Material for this exercise ->
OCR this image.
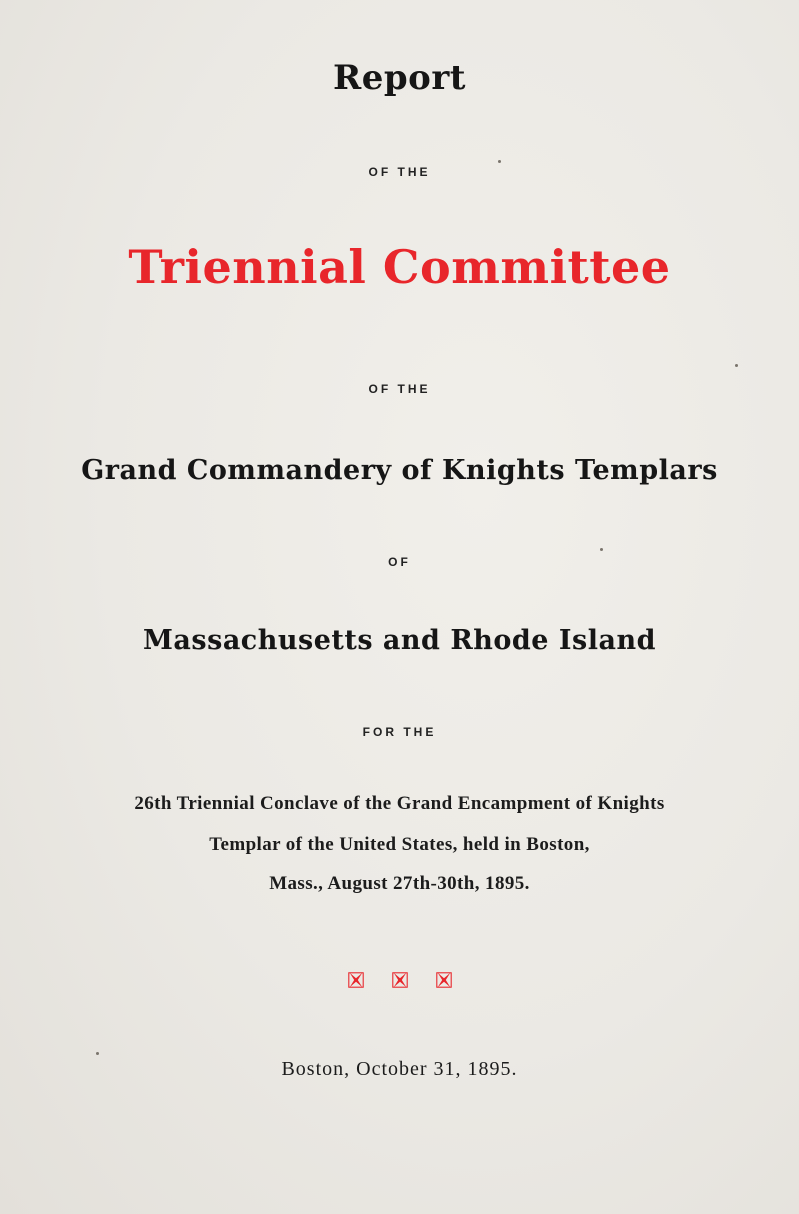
Report
OF THE
Triennial Committee
OF THE
Grand Commandery of Knights Templars
OF
Massachusetts and Rhode Island
FOR THE
26th Triennial Conclave of the Grand Encampment of Knights
Templar of the United States, held in Boston,
Mass., August 27th-30th, 1895.
Boston, October 31, 1895.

Given problem -> Transcribe each entry above exactly, apart from the pictures.

Output of the task ->
OCR this image.
Report
OF THE
Triennial Committee
OF THE
Grand Commandery of Knights Templars
OF
Massachusetts and Rhode Island
FOR THE
26th Triennial Conclave of the Grand Encampment of Knights
Templar of the United States, held in Boston,
Mass., August 27th-30th, 1895.
Boston, October 31, 1895.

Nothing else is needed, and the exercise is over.